• GOAL
Render the following material again verbatim, leaving nothing out.

— begin RECORD LIST —

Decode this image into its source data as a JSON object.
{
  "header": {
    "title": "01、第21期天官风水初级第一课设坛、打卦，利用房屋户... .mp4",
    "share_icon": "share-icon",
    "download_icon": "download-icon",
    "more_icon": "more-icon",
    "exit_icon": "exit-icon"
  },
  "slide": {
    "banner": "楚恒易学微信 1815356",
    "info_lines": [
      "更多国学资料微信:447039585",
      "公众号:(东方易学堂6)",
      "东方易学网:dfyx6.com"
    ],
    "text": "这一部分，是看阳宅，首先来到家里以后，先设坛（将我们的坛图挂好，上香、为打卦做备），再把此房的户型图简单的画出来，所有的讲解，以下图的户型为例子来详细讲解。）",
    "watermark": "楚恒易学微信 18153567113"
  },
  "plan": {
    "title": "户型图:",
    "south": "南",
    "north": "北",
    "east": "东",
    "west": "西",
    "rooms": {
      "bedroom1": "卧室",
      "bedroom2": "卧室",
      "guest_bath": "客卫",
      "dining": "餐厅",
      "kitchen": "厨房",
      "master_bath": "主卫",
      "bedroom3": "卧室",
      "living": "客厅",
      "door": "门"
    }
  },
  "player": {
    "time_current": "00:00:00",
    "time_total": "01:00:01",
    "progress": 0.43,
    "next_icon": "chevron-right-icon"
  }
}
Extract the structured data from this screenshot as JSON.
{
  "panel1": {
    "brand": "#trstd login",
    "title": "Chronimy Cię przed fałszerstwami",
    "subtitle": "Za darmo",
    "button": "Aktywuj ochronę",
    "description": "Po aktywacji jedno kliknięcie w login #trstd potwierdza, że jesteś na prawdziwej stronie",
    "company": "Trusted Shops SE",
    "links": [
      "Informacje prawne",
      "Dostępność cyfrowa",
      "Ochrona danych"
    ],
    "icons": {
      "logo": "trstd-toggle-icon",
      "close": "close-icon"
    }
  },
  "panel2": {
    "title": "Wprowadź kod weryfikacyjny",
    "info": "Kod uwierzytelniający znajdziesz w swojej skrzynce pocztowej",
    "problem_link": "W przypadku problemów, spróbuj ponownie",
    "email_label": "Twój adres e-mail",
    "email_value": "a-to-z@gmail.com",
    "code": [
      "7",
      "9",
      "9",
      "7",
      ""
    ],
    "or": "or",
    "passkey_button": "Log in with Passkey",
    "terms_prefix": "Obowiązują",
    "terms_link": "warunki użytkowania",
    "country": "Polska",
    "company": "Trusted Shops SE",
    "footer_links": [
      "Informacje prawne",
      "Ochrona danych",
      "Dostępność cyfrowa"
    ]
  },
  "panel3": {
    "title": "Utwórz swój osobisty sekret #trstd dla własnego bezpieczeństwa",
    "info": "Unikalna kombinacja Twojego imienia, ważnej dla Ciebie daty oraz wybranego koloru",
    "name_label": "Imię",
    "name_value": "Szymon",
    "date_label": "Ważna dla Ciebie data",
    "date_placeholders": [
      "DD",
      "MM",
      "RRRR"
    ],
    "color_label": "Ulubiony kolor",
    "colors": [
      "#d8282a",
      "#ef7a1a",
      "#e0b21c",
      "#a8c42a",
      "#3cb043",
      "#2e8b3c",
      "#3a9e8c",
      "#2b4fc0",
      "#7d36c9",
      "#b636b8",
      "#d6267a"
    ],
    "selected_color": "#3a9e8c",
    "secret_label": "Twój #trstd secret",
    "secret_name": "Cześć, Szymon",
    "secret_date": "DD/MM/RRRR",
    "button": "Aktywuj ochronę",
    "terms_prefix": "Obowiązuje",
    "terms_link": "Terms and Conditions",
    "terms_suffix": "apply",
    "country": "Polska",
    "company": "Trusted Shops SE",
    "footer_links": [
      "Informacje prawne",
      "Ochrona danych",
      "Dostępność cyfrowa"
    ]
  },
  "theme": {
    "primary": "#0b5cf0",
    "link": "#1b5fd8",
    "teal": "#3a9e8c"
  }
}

— end RECORD LIST —

• OUTPUT BELOW
Decode this image into its source data as a JSON object.
{
  "header": {
    "title": "01、第21期天官风水初级第一课设坛、打卦，利用房屋户... .mp4",
    "share_icon": "share-icon",
    "download_icon": "download-icon",
    "more_icon": "more-icon",
    "exit_icon": "exit-icon"
  },
  "slide": {
    "banner": "楚恒易学微信 1815356",
    "info_lines": [
      "更多国学资料微信:447039585",
      "公众号:(东方易学堂6)",
      "东方易学网:dfyx6.com"
    ],
    "text": "这一部分，是看阳宅，首先来到家里以后，先设坛（将我们的坛图挂好，上香、为打卦做备），再把此房的户型图简单的画出来，所有的讲解，以下图的户型为例子来详细讲解。）",
    "watermark": "楚恒易学微信 18153567113"
  },
  "plan": {
    "title": "户型图:",
    "south": "南",
    "north": "北",
    "east": "东",
    "west": "西",
    "rooms": {
      "bedroom1": "卧室",
      "bedroom2": "卧室",
      "guest_bath": "客卫",
      "dining": "餐厅",
      "kitchen": "厨房",
      "master_bath": "主卫",
      "bedroom3": "卧室",
      "living": "客厅",
      "door": "门"
    }
  },
  "player": {
    "time_current": "00:00:00",
    "time_total": "01:00:01",
    "progress": 0.43,
    "next_icon": "chevron-right-icon"
  }
}
Extract the structured data from this screenshot as JSON.
{
  "panel1": {
    "brand": "#trstd login",
    "title": "Chronimy Cię przed fałszerstwami",
    "subtitle": "Za darmo",
    "button": "Aktywuj ochronę",
    "description": "Po aktywacji jedno kliknięcie w login #trstd potwierdza, że jesteś na prawdziwej stronie",
    "company": "Trusted Shops SE",
    "links": [
      "Informacje prawne",
      "Dostępność cyfrowa",
      "Ochrona danych"
    ],
    "icons": {
      "logo": "trstd-toggle-icon",
      "close": "close-icon"
    }
  },
  "panel2": {
    "title": "Wprowadź kod weryfikacyjny",
    "info": "Kod uwierzytelniający znajdziesz w swojej skrzynce pocztowej",
    "problem_link": "W przypadku problemów, spróbuj ponownie",
    "email_label": "Twój adres e-mail",
    "email_value": "a-to-z@gmail.com",
    "code": [
      "7",
      "9",
      "9",
      "7",
      ""
    ],
    "or": "or",
    "passkey_button": "Log in with Passkey",
    "terms_prefix": "Obowiązują",
    "terms_link": "warunki użytkowania",
    "country": "Polska",
    "company": "Trusted Shops SE",
    "footer_links": [
      "Informacje prawne",
      "Ochrona danych",
      "Dostępność cyfrowa"
    ]
  },
  "panel3": {
    "title": "Utwórz swój osobisty sekret #trstd dla własnego bezpieczeństwa",
    "info": "Unikalna kombinacja Twojego imienia, ważnej dla Ciebie daty oraz wybranego koloru",
    "name_label": "Imię",
    "name_value": "Szymon",
    "date_label": "Ważna dla Ciebie data",
    "date_placeholders": [
      "DD",
      "MM",
      "RRRR"
    ],
    "color_label": "Ulubiony kolor",
    "colors": [
      "#d8282a",
      "#ef7a1a",
      "#e0b21c",
      "#a8c42a",
      "#3cb043",
      "#2e8b3c",
      "#3a9e8c",
      "#2b4fc0",
      "#7d36c9",
      "#b636b8",
      "#d6267a"
    ],
    "selected_color": "#3a9e8c",
    "secret_label": "Twój #trstd secret",
    "secret_name": "Cześć, Szymon",
    "secret_date": "DD/MM/RRRR",
    "button": "Aktywuj ochronę",
    "terms_prefix": "Obowiązuje",
    "terms_link": "Terms and Conditions",
    "terms_suffix": "apply",
    "country": "Polska",
    "company": "Trusted Shops SE",
    "footer_links": [
      "Informacje prawne",
      "Ochrona danych",
      "Dostępność cyfrowa"
    ]
  },
  "theme": {
    "primary": "#0b5cf0",
    "link": "#1b5fd8",
    "teal": "#3a9e8c"
  }
}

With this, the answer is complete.